Problem requirements: Transcribe every entry exactly; the images stay out.

------ Entries supplied ------

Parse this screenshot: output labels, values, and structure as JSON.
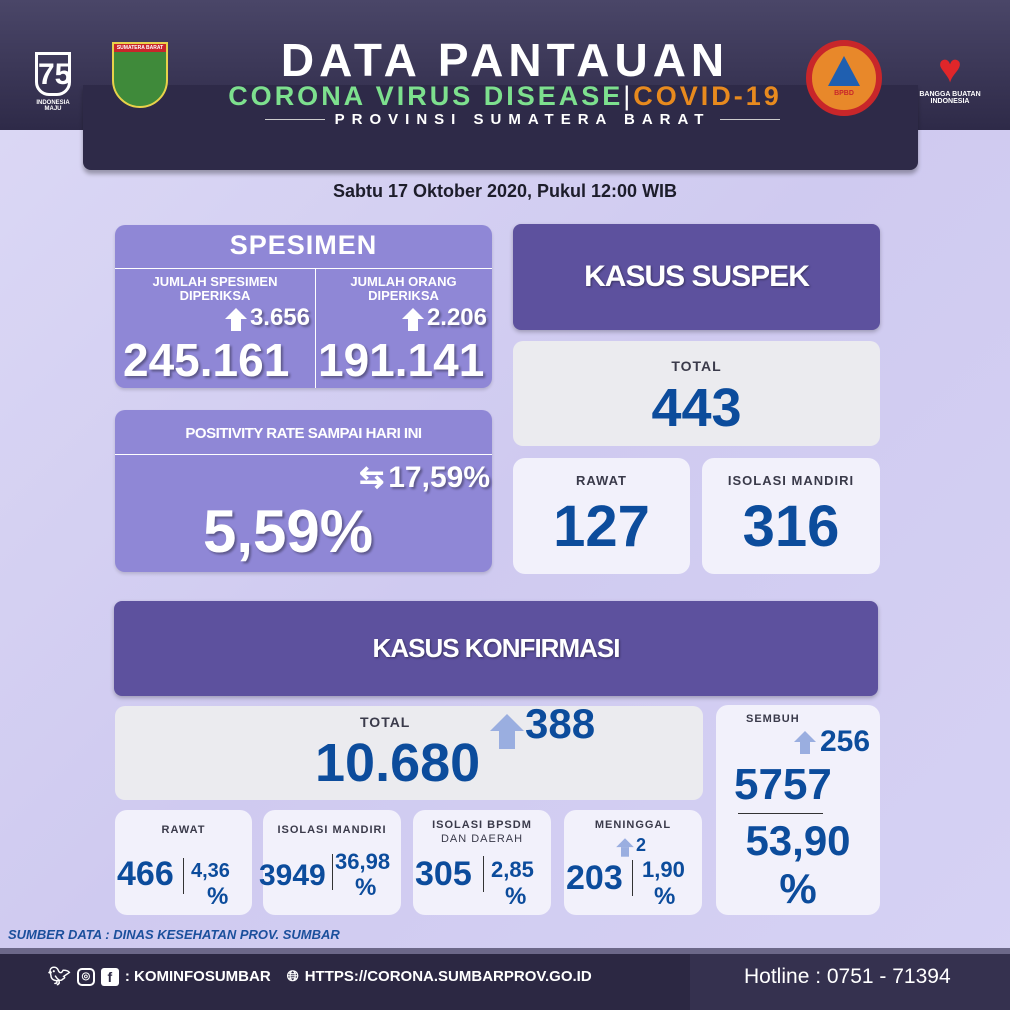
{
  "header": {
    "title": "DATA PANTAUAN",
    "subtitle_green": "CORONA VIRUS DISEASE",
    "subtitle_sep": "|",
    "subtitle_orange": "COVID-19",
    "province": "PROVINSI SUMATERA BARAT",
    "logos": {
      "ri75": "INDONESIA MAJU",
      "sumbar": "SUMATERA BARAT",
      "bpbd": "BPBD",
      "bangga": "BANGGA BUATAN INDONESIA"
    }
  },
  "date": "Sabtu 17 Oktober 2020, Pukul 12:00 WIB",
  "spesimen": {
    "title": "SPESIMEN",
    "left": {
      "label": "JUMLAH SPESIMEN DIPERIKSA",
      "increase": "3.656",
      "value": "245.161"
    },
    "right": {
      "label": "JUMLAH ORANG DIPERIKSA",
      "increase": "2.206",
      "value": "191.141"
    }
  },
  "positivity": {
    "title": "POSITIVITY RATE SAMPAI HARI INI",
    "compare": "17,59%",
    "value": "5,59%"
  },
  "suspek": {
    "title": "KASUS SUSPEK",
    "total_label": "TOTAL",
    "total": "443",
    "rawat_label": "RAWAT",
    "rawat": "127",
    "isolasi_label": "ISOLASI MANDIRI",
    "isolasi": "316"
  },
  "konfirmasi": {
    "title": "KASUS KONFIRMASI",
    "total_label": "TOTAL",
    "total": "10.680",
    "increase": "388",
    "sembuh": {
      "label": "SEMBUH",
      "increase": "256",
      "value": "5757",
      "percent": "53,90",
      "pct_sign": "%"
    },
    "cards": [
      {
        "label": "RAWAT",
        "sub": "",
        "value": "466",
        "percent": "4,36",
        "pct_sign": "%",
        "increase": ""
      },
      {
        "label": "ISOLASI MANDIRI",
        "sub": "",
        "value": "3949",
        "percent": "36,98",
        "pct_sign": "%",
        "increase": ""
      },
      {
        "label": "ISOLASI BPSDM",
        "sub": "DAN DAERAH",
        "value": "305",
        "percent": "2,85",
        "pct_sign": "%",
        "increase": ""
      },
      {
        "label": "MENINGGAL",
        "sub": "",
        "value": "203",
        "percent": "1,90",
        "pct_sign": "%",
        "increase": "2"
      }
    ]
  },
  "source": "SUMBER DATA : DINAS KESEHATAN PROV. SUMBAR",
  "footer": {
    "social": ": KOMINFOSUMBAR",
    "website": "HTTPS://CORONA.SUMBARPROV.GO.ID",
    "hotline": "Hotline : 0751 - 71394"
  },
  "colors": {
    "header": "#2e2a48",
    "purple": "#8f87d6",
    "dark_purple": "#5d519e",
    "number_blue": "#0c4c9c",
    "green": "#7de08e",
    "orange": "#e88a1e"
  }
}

------

Written solution:
Parse this screenshot: output labels, values, and structure as JSON.
{
  "header": {
    "title": "DATA PANTAUAN",
    "subtitle_green": "CORONA VIRUS DISEASE",
    "subtitle_sep": "|",
    "subtitle_orange": "COVID-19",
    "province": "PROVINSI SUMATERA BARAT",
    "logos": {
      "ri75": "INDONESIA MAJU",
      "sumbar": "SUMATERA BARAT",
      "bpbd": "BPBD",
      "bangga": "BANGGA BUATAN INDONESIA"
    }
  },
  "date": "Sabtu 17 Oktober 2020, Pukul 12:00 WIB",
  "spesimen": {
    "title": "SPESIMEN",
    "left": {
      "label": "JUMLAH SPESIMEN DIPERIKSA",
      "increase": "3.656",
      "value": "245.161"
    },
    "right": {
      "label": "JUMLAH ORANG DIPERIKSA",
      "increase": "2.206",
      "value": "191.141"
    }
  },
  "positivity": {
    "title": "POSITIVITY RATE SAMPAI HARI INI",
    "compare": "17,59%",
    "value": "5,59%"
  },
  "suspek": {
    "title": "KASUS SUSPEK",
    "total_label": "TOTAL",
    "total": "443",
    "rawat_label": "RAWAT",
    "rawat": "127",
    "isolasi_label": "ISOLASI MANDIRI",
    "isolasi": "316"
  },
  "konfirmasi": {
    "title": "KASUS KONFIRMASI",
    "total_label": "TOTAL",
    "total": "10.680",
    "increase": "388",
    "sembuh": {
      "label": "SEMBUH",
      "increase": "256",
      "value": "5757",
      "percent": "53,90",
      "pct_sign": "%"
    },
    "cards": [
      {
        "label": "RAWAT",
        "sub": "",
        "value": "466",
        "percent": "4,36",
        "pct_sign": "%",
        "increase": ""
      },
      {
        "label": "ISOLASI MANDIRI",
        "sub": "",
        "value": "3949",
        "percent": "36,98",
        "pct_sign": "%",
        "increase": ""
      },
      {
        "label": "ISOLASI BPSDM",
        "sub": "DAN DAERAH",
        "value": "305",
        "percent": "2,85",
        "pct_sign": "%",
        "increase": ""
      },
      {
        "label": "MENINGGAL",
        "sub": "",
        "value": "203",
        "percent": "1,90",
        "pct_sign": "%",
        "increase": "2"
      }
    ]
  },
  "source": "SUMBER DATA : DINAS KESEHATAN PROV. SUMBAR",
  "footer": {
    "social": ": KOMINFOSUMBAR",
    "website": "HTTPS://CORONA.SUMBARPROV.GO.ID",
    "hotline": "Hotline : 0751 - 71394"
  },
  "colors": {
    "header": "#2e2a48",
    "purple": "#8f87d6",
    "dark_purple": "#5d519e",
    "number_blue": "#0c4c9c",
    "green": "#7de08e",
    "orange": "#e88a1e"
  }
}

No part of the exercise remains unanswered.